__WRITTEN PROBLEM__: Copy the records from their first line through the line that contains "57, 293, 70]", both ends included, keeping every line unchanged.

__________

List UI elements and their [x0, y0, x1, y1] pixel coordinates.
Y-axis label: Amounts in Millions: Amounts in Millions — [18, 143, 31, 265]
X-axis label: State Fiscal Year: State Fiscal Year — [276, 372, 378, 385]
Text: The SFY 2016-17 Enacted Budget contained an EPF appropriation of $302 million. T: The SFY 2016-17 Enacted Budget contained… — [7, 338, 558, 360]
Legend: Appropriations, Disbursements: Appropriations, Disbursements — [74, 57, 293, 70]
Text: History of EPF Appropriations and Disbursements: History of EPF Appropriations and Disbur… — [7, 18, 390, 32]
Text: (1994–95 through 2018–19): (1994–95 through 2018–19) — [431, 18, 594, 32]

__________

__ANSWER FOR THE TASK__:
List UI elements and their [x0, y0, x1, y1] pixel coordinates.
Y-axis label: Amounts in Millions: Amounts in Millions — [18, 143, 31, 265]
X-axis label: State Fiscal Year: State Fiscal Year — [276, 372, 378, 385]
Text: The SFY 2016-17 Enacted Budget contained an EPF appropriation of $302 million. T: The SFY 2016-17 Enacted Budget contained… — [7, 338, 558, 360]
Legend: Appropriations, Disbursements: Appropriations, Disbursements — [74, 57, 293, 70]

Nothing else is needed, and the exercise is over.